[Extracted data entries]
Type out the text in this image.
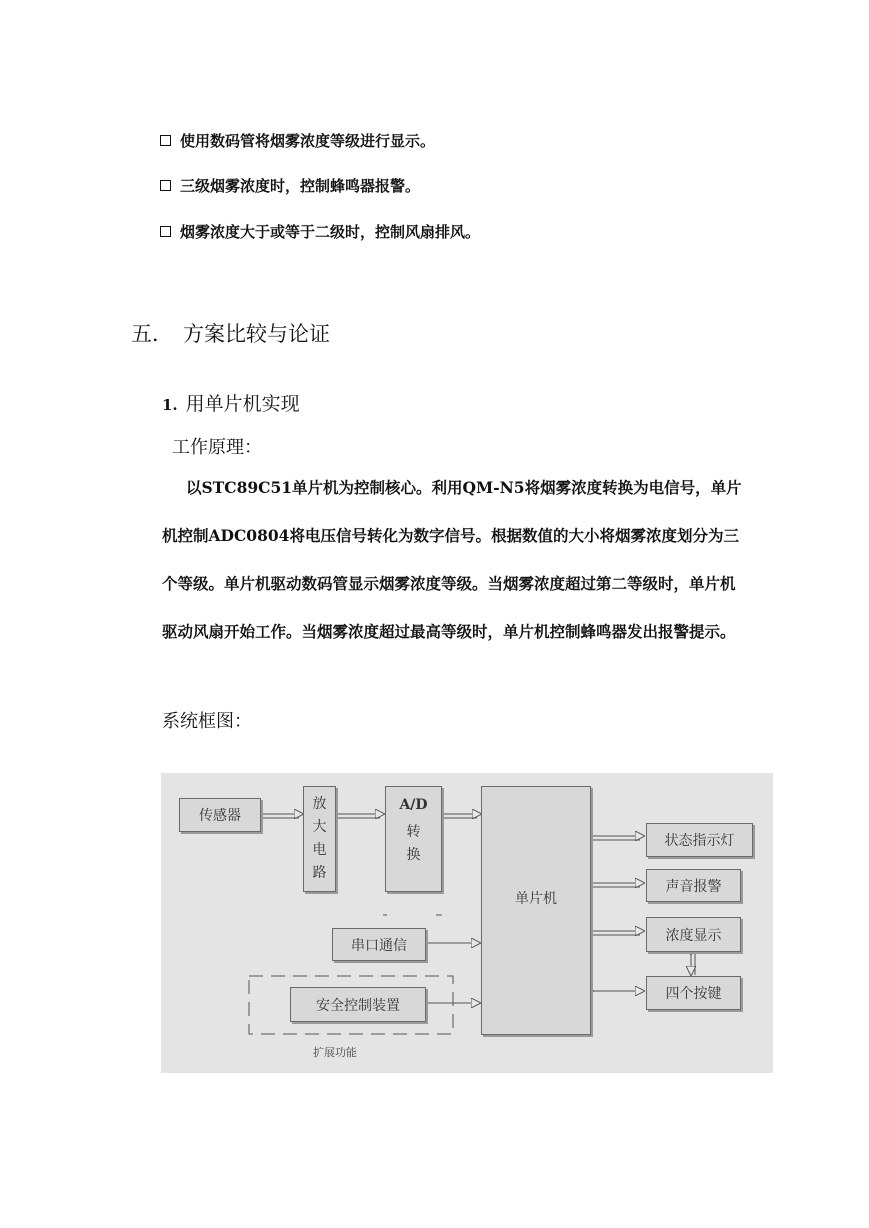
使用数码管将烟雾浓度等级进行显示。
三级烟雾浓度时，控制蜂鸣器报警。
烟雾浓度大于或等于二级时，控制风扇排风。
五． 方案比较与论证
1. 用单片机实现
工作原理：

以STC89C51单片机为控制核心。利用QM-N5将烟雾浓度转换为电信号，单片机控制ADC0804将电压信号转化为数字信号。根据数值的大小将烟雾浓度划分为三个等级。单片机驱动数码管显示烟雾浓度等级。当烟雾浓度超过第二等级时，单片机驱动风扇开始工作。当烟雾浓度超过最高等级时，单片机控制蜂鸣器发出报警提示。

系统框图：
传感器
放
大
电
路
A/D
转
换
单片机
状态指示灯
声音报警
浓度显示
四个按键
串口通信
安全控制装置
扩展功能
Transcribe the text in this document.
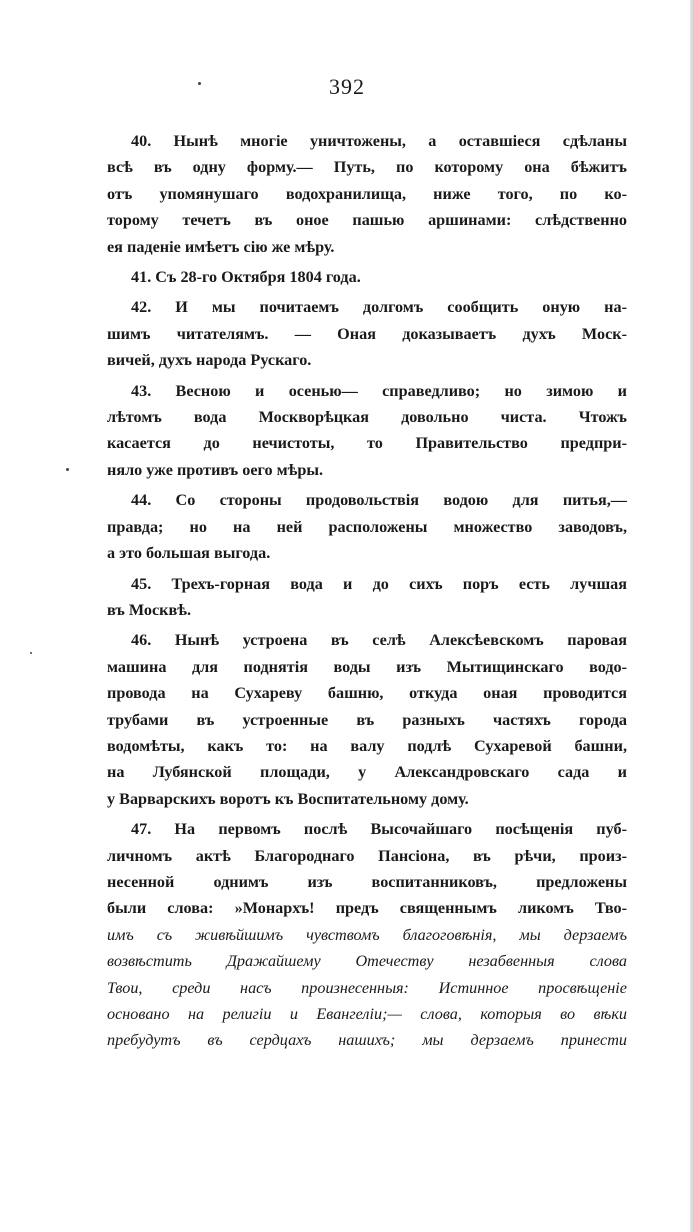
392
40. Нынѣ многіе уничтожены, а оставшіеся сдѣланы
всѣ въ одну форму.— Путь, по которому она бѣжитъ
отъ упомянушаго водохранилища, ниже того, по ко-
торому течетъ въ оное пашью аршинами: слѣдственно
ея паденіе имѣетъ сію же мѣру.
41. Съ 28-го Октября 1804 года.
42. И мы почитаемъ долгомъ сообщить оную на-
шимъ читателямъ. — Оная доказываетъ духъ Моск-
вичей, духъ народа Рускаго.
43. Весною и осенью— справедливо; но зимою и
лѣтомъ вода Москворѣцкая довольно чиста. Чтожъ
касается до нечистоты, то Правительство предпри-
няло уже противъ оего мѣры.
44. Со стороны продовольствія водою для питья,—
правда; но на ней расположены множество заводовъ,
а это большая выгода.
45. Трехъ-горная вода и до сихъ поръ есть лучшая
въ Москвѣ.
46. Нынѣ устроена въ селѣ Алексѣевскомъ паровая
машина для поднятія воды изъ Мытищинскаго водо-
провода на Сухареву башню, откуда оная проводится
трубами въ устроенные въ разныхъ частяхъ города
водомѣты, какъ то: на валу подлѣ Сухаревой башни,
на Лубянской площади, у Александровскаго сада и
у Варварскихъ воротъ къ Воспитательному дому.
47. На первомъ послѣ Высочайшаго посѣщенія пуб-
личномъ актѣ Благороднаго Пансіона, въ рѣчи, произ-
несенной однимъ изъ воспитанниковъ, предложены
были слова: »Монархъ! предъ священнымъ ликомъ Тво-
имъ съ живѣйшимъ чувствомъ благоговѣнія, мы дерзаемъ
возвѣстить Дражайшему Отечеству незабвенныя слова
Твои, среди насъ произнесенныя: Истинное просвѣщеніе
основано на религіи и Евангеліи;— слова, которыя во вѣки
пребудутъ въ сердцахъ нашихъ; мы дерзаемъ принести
--
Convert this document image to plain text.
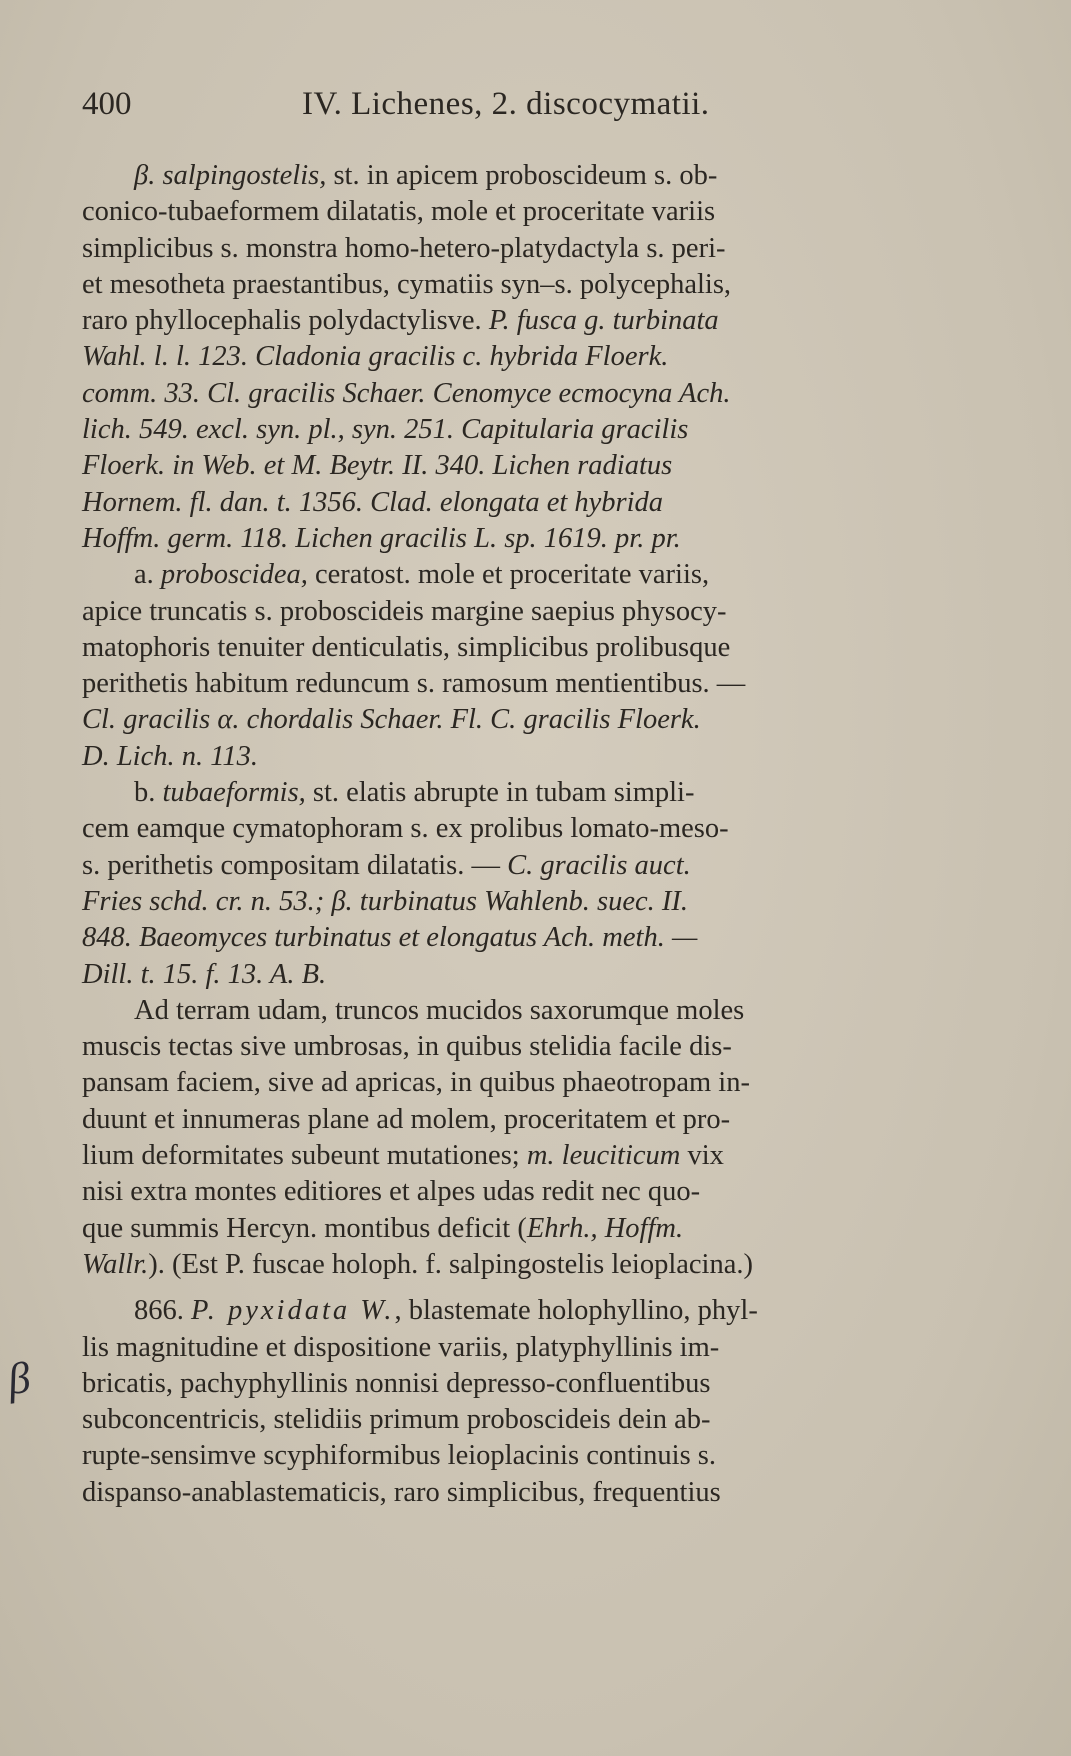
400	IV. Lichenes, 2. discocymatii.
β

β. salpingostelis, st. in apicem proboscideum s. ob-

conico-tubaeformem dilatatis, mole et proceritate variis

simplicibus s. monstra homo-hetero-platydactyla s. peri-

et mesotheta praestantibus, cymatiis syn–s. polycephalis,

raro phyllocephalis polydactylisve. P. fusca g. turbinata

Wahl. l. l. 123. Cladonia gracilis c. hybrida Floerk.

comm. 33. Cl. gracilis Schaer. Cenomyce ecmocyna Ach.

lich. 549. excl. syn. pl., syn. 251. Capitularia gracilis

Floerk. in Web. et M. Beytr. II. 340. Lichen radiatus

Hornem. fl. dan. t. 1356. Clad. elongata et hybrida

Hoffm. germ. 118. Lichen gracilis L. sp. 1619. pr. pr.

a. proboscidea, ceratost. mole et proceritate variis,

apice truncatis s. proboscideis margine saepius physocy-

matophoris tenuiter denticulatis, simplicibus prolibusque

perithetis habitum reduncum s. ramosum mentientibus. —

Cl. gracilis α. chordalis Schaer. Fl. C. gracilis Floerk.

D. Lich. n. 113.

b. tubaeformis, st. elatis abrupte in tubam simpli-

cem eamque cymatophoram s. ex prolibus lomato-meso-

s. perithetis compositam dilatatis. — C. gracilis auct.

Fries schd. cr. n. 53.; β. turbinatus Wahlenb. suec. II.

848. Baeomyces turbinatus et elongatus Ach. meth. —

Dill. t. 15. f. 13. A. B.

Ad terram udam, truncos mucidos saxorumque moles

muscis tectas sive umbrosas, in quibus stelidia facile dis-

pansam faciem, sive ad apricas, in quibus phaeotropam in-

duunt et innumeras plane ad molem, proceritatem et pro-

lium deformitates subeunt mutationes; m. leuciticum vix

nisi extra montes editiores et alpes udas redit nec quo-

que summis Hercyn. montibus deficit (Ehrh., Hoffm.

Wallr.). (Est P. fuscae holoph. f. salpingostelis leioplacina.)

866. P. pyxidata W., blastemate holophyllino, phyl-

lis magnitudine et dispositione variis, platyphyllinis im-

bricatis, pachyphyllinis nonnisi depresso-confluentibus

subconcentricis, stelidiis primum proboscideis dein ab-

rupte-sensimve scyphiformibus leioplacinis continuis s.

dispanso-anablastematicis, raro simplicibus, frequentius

STATED EXERCISE>
List all lines from the entries that include the word "sive".

RESULT OF THE EXERCISE>
muscis tectas sive umbrosas, in quibus stelidia facile dis-
pansam faciem, sive ad apricas, in quibus phaeotropam in-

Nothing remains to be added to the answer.